> **YOUR GOAL**:
Each entry below should be written out exactly as it is, with no pictures.

> **SOURCE DATA**:
>>>>>

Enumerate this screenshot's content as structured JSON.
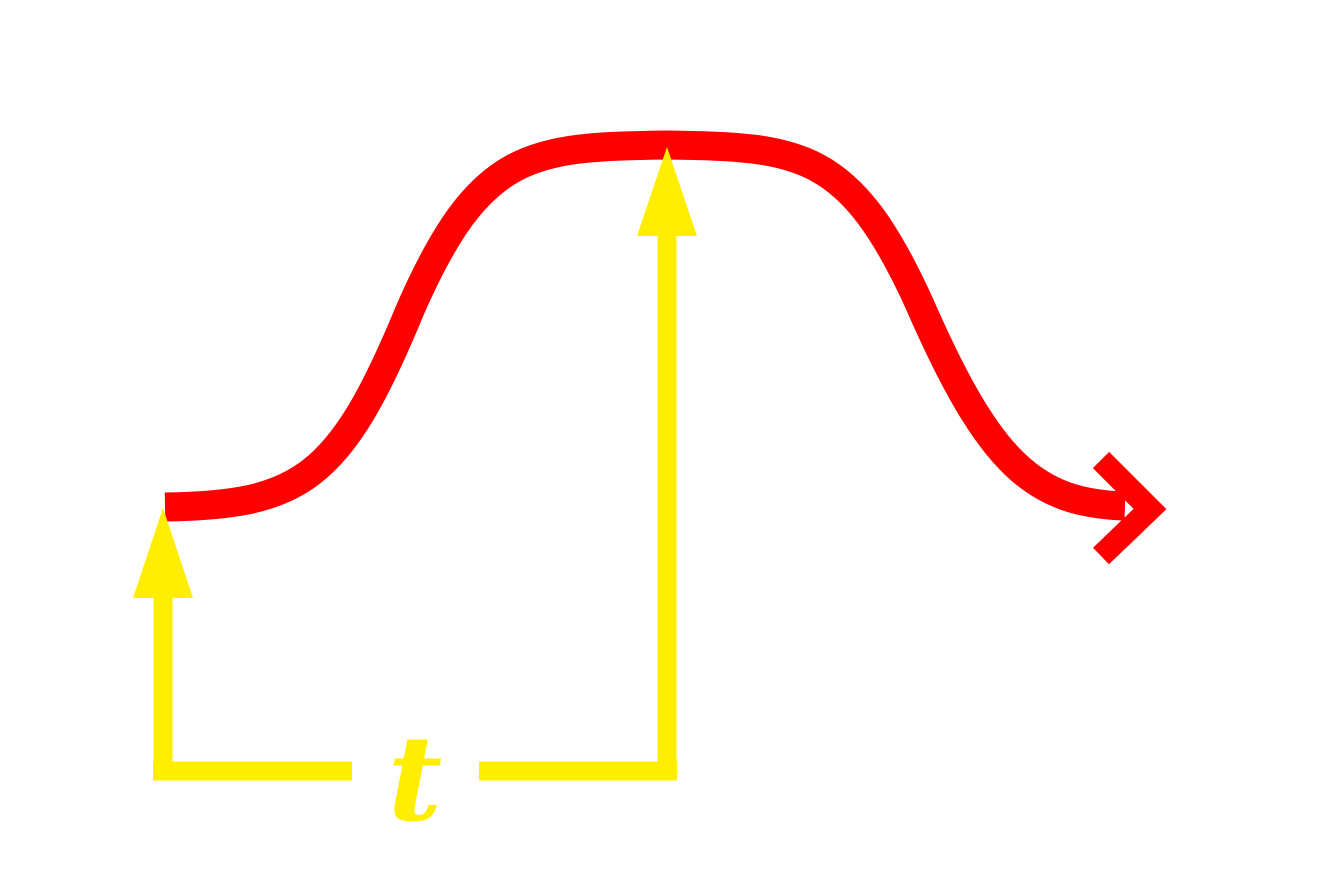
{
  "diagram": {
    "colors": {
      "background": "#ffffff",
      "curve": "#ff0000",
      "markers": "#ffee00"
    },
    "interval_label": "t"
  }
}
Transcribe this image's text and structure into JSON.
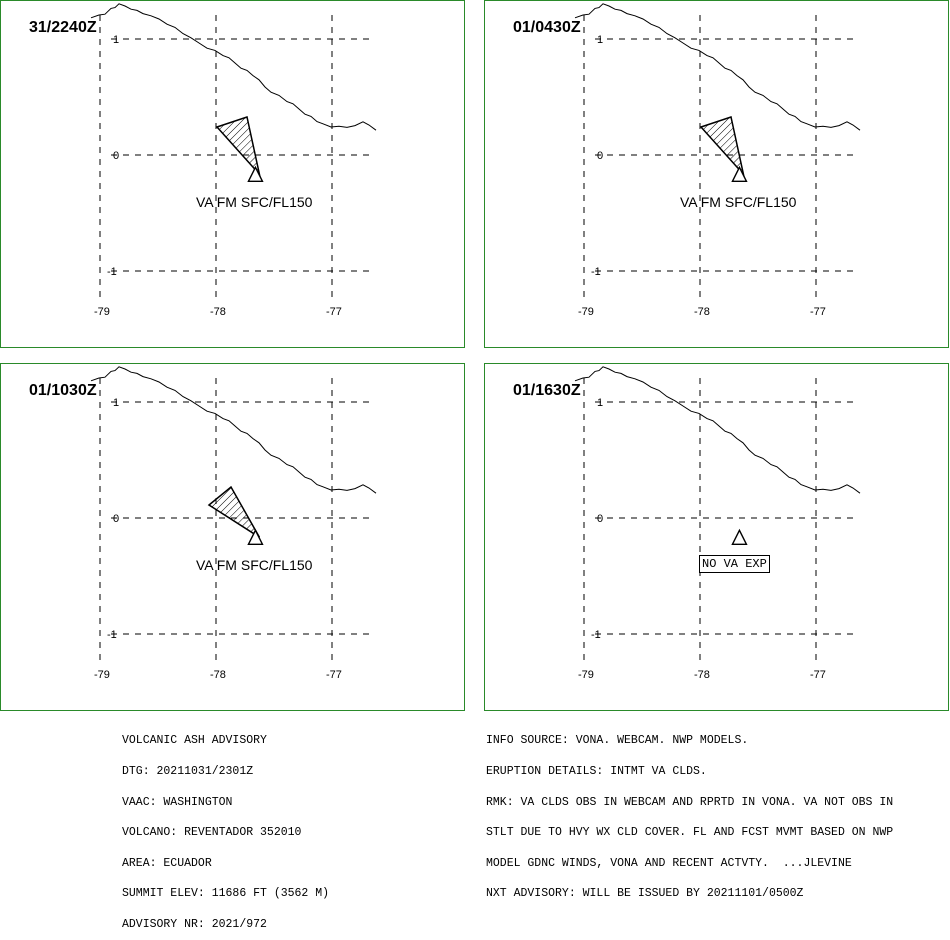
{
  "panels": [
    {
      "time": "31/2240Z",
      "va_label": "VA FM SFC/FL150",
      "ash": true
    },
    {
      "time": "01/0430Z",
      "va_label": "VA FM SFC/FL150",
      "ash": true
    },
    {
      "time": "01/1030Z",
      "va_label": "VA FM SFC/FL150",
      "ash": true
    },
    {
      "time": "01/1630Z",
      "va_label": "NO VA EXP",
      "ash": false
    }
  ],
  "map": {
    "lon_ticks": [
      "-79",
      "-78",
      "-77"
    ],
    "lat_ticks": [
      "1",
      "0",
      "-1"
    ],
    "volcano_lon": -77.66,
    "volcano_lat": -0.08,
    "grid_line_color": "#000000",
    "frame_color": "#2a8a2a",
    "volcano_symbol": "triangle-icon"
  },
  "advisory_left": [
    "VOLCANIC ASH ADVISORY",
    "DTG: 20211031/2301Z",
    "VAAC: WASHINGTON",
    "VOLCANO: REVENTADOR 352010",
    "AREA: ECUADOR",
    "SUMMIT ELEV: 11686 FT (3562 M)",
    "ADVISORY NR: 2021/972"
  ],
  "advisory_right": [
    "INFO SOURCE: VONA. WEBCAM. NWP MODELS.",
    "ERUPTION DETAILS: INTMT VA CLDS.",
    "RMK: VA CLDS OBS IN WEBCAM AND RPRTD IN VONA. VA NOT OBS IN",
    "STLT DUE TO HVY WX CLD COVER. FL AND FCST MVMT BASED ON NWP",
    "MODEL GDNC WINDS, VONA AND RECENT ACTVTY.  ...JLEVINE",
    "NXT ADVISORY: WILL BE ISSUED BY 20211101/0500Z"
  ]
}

<<<<<

> **PROBLEM SOLUTION**:
Enumerate this screenshot's content as structured JSON.
{
  "diagram": {
    "colors": {
      "background": "#ffffff",
      "curve": "#ff0000",
      "markers": "#ffee00"
    },
    "interval_label": "t"
  }
}
Transcribe this image's text and structure into JSON.
{
  "panels": [
    {
      "time": "31/2240Z",
      "va_label": "VA FM SFC/FL150",
      "ash": true
    },
    {
      "time": "01/0430Z",
      "va_label": "VA FM SFC/FL150",
      "ash": true
    },
    {
      "time": "01/1030Z",
      "va_label": "VA FM SFC/FL150",
      "ash": true
    },
    {
      "time": "01/1630Z",
      "va_label": "NO VA EXP",
      "ash": false
    }
  ],
  "map": {
    "lon_ticks": [
      "-79",
      "-78",
      "-77"
    ],
    "lat_ticks": [
      "1",
      "0",
      "-1"
    ],
    "volcano_lon": -77.66,
    "volcano_lat": -0.08,
    "grid_line_color": "#000000",
    "frame_color": "#2a8a2a",
    "volcano_symbol": "triangle-icon"
  },
  "advisory_left": [
    "VOLCANIC ASH ADVISORY",
    "DTG: 20211031/2301Z",
    "VAAC: WASHINGTON",
    "VOLCANO: REVENTADOR 352010",
    "AREA: ECUADOR",
    "SUMMIT ELEV: 11686 FT (3562 M)",
    "ADVISORY NR: 2021/972"
  ],
  "advisory_right": [
    "INFO SOURCE: VONA. WEBCAM. NWP MODELS.",
    "ERUPTION DETAILS: INTMT VA CLDS.",
    "RMK: VA CLDS OBS IN WEBCAM AND RPRTD IN VONA. VA NOT OBS IN",
    "STLT DUE TO HVY WX CLD COVER. FL AND FCST MVMT BASED ON NWP",
    "MODEL GDNC WINDS, VONA AND RECENT ACTVTY.  ...JLEVINE",
    "NXT ADVISORY: WILL BE ISSUED BY 20211101/0500Z"
  ]
}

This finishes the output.